* [The problem] Locate every line that holds the string "leisure" and copy it.

-- start Provided records --

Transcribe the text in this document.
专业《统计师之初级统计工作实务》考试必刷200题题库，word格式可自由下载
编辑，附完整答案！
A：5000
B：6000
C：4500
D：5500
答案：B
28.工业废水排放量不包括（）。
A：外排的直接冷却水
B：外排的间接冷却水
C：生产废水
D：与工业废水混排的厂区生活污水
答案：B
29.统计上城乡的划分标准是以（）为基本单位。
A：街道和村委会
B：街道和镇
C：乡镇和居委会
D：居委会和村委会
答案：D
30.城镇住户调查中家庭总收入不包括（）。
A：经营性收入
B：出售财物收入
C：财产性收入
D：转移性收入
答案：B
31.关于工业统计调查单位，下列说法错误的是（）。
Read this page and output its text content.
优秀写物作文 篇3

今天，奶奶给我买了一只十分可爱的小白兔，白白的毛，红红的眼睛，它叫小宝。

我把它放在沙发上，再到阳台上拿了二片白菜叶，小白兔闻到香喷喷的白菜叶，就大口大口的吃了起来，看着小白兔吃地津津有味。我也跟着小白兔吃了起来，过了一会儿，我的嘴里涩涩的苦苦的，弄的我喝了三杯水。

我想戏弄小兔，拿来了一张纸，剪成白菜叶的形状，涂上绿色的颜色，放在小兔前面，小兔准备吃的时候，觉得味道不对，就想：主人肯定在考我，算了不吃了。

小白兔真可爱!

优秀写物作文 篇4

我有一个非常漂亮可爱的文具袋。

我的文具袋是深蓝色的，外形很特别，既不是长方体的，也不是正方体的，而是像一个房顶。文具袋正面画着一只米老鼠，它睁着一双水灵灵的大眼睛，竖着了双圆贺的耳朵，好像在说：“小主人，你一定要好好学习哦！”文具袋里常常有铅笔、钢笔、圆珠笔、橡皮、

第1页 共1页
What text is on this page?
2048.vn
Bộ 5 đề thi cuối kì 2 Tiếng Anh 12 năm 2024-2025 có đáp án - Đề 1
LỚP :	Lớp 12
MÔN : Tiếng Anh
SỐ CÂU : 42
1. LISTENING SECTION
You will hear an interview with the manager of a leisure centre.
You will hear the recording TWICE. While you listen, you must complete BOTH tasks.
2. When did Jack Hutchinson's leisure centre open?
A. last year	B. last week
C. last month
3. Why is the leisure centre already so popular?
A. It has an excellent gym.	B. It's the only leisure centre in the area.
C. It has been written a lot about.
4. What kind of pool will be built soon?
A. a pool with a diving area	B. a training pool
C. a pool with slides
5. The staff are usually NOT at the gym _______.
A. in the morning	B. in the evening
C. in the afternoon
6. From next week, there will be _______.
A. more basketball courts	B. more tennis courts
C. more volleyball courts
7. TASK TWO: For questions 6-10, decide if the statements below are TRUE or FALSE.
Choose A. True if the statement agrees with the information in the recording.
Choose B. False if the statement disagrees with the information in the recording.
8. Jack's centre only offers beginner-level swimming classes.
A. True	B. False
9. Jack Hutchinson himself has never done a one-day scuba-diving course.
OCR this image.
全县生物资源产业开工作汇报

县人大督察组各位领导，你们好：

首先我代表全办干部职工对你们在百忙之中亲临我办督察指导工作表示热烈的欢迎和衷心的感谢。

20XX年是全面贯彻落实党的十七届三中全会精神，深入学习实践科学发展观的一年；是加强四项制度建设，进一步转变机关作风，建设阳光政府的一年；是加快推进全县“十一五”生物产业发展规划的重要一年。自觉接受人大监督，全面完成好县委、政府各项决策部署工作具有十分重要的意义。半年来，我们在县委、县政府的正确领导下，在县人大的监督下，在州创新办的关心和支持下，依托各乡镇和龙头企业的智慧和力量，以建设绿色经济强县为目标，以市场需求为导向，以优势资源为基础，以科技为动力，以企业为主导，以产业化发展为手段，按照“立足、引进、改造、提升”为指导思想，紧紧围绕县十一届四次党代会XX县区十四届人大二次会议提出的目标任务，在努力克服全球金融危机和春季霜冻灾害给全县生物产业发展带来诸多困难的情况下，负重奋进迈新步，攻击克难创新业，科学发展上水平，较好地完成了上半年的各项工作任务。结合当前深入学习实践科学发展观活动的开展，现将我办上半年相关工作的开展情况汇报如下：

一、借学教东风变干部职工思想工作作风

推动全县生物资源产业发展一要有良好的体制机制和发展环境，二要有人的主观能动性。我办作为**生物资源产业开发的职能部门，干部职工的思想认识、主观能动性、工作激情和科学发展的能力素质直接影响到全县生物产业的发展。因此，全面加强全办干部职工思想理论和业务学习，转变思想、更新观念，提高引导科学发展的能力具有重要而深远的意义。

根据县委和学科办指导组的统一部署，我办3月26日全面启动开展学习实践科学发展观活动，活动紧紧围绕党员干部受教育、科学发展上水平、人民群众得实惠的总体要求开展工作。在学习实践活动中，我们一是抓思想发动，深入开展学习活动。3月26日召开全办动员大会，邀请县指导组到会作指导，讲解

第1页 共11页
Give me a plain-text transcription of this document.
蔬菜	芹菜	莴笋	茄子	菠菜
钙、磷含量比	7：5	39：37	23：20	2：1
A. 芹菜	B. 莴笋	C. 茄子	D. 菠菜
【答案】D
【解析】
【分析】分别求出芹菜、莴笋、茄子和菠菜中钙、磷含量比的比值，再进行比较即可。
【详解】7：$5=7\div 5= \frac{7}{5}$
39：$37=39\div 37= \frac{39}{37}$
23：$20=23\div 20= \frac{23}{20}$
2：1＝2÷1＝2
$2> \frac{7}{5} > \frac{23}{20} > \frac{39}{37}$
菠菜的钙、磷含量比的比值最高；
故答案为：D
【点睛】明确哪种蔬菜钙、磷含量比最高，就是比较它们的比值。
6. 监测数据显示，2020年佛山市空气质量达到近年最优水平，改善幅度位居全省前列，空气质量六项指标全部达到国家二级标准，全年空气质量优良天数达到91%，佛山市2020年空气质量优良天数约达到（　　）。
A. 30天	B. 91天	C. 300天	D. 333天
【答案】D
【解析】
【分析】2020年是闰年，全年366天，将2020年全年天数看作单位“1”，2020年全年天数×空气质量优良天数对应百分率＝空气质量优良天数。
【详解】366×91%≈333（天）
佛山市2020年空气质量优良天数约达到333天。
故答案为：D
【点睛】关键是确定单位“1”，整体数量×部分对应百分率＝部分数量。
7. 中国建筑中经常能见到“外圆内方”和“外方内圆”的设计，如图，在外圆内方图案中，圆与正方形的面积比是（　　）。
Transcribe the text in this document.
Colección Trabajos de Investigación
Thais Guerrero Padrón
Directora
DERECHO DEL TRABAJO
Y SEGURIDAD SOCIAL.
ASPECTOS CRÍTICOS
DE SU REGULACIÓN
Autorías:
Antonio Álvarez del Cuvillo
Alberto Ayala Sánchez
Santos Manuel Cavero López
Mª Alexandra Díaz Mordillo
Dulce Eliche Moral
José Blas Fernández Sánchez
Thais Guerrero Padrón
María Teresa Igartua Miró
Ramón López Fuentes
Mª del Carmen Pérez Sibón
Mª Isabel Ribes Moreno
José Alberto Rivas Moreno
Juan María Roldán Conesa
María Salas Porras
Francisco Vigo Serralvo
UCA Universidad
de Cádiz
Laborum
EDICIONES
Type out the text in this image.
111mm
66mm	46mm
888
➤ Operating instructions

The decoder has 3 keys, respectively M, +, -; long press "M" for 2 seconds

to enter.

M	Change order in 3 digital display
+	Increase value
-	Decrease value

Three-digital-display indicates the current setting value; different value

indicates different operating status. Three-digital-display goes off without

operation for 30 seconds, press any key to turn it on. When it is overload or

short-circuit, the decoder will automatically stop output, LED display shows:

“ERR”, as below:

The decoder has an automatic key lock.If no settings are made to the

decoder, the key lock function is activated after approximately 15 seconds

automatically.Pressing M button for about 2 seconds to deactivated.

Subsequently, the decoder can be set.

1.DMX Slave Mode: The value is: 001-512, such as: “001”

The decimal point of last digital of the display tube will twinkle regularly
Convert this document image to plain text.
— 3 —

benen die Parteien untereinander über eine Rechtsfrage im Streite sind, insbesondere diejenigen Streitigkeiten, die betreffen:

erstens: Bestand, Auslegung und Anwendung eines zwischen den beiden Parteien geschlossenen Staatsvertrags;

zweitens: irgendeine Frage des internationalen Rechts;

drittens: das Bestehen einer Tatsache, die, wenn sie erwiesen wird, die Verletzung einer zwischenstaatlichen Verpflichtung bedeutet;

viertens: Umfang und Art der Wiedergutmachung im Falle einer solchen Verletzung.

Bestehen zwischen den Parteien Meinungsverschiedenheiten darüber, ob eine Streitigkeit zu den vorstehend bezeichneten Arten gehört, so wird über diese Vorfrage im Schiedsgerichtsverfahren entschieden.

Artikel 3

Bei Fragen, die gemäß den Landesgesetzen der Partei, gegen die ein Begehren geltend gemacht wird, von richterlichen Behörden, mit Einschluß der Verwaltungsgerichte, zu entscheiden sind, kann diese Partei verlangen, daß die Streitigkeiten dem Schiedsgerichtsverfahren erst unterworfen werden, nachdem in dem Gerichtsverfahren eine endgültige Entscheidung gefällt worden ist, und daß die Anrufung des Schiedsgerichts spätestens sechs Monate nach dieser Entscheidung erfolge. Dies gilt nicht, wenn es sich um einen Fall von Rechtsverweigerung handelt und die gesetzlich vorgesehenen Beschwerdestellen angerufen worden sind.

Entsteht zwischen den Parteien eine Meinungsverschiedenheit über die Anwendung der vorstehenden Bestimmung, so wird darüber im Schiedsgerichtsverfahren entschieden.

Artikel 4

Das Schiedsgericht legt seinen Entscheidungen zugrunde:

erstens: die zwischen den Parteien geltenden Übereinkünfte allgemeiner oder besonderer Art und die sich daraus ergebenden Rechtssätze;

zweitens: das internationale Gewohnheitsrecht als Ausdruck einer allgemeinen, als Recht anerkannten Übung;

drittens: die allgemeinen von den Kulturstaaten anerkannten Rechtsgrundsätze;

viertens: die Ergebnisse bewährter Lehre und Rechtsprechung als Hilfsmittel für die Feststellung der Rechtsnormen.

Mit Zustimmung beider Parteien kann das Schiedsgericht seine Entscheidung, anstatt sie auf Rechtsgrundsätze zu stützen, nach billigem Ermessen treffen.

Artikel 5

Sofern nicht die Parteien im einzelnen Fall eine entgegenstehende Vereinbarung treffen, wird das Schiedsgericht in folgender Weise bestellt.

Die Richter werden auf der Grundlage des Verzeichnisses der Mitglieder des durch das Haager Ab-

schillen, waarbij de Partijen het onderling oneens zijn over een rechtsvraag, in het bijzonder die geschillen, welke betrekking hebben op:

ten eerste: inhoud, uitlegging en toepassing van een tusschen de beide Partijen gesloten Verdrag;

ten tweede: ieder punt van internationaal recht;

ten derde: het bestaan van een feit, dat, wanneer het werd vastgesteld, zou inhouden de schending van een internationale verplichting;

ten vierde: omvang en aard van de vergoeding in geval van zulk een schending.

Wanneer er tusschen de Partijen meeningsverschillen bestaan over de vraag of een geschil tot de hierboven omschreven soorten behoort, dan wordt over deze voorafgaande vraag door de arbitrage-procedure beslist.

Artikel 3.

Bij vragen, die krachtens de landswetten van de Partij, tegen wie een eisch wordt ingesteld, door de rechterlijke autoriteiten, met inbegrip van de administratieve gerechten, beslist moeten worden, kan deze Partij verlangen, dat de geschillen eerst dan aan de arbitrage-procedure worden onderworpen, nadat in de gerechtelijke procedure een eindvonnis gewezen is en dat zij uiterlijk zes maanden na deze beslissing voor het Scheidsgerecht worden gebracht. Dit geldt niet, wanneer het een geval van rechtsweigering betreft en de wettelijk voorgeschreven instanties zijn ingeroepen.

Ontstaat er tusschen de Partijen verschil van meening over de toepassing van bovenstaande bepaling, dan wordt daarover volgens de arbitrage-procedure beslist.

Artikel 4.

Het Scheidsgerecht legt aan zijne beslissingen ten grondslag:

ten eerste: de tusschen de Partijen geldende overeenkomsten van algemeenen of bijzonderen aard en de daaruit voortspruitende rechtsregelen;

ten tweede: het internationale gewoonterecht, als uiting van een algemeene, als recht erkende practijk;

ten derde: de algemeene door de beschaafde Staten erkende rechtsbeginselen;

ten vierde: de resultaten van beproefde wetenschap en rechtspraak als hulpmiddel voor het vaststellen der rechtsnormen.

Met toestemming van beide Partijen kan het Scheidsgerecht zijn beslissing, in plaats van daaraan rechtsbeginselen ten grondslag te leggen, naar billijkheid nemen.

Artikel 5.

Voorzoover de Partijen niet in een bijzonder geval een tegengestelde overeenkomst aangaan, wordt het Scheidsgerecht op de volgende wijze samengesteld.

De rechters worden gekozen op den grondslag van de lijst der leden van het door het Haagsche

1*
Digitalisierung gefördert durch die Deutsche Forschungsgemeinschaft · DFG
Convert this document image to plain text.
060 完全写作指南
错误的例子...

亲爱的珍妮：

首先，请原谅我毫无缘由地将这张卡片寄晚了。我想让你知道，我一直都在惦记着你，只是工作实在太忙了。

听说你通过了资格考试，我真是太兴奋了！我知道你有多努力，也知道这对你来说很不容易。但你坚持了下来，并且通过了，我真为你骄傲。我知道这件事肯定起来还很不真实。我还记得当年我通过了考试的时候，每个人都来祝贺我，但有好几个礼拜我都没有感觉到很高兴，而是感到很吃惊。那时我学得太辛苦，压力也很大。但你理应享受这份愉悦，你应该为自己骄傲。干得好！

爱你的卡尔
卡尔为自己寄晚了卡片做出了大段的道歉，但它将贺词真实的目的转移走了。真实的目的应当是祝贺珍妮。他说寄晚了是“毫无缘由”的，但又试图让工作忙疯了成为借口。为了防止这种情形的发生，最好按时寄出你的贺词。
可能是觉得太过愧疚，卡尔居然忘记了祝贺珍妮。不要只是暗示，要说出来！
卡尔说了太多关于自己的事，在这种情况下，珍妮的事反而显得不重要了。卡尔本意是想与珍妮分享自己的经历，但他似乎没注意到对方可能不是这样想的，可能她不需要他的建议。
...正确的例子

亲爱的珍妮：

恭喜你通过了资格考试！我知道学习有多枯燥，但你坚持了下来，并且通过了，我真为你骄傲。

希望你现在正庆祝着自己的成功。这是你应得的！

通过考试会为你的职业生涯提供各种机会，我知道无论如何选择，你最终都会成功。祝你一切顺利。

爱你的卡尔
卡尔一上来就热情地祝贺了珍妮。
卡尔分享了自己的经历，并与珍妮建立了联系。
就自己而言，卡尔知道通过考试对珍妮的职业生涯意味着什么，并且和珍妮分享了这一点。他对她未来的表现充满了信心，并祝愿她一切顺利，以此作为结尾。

-- end Provided records --

* [Written reply]
You will hear an interview with the manager of a leisure centre.
2. When did Jack Hutchinson's leisure centre open?
3. Why is the leisure centre already so popular?
A. It has an excellent gym.	B. It's the only leisure centre in the area.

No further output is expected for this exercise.